— BEGIN Record excerpts —

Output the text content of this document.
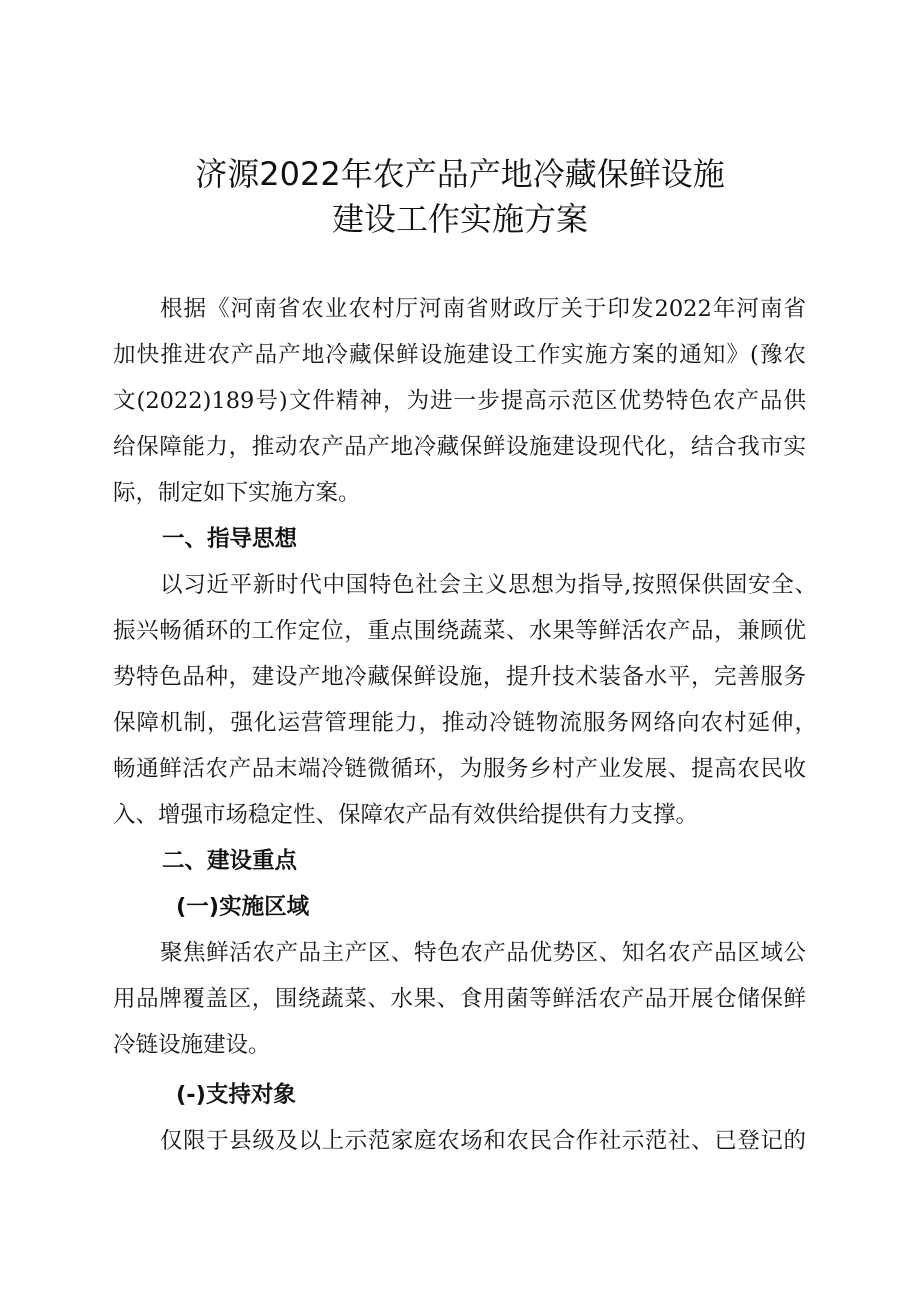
济源2022年农产品产地冷藏保鲜设施
建设工作实施方案
根据《河南省农业农村厅河南省财政厅关于印发2022年河南省
加快推进农产品产地冷藏保鲜设施建设工作实施方案的通知》(豫农
文(2022)189号)文件精神，为进一步提高示范区优势特色农产品供
给保障能力，推动农产品产地冷藏保鲜设施建设现代化，结合我市实
际，制定如下实施方案。
一、指导思想
以习近平新时代中国特色社会主义思想为指导,按照保供固安全、
振兴畅循环的工作定位，重点围绕蔬菜、水果等鲜活农产品，兼顾优
势特色品种，建设产地冷藏保鲜设施，提升技术装备水平，完善服务
保障机制，强化运营管理能力，推动冷链物流服务网络向农村延伸，
畅通鲜活农产品末端冷链微循环，为服务乡村产业发展、提高农民收
入、增强市场稳定性、保障农产品有效供给提供有力支撑。
二、建设重点
(一)实施区域
聚焦鲜活农产品主产区、特色农产品优势区、知名农产品区域公
用品牌覆盖区，围绕蔬菜、水果、食用菌等鲜活农产品开展仓储保鲜
冷链设施建设。
(-)支持对象
仅限于县级及以上示范家庭农场和农民合作社示范社、已登记的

— END Record excerpts —

## Task to complete:
Excluding the pictures, restate the records above word for word.

## Solution for this task:
Output the text content of this document.
济源2022年农产品产地冷藏保鲜设施
建设工作实施方案
根据《河南省农业农村厅河南省财政厅关于印发2022年河南省
加快推进农产品产地冷藏保鲜设施建设工作实施方案的通知》(豫农
文(2022)189号)文件精神，为进一步提高示范区优势特色农产品供
给保障能力，推动农产品产地冷藏保鲜设施建设现代化，结合我市实
际，制定如下实施方案。
一、指导思想
以习近平新时代中国特色社会主义思想为指导,按照保供固安全、
振兴畅循环的工作定位，重点围绕蔬菜、水果等鲜活农产品，兼顾优
势特色品种，建设产地冷藏保鲜设施，提升技术装备水平，完善服务
保障机制，强化运营管理能力，推动冷链物流服务网络向农村延伸，
畅通鲜活农产品末端冷链微循环，为服务乡村产业发展、提高农民收
入、增强市场稳定性、保障农产品有效供给提供有力支撑。
二、建设重点
(一)实施区域
聚焦鲜活农产品主产区、特色农产品优势区、知名农产品区域公
用品牌覆盖区，围绕蔬菜、水果、食用菌等鲜活农产品开展仓储保鲜
冷链设施建设。
(-)支持对象
仅限于县级及以上示范家庭农场和农民合作社示范社、已登记的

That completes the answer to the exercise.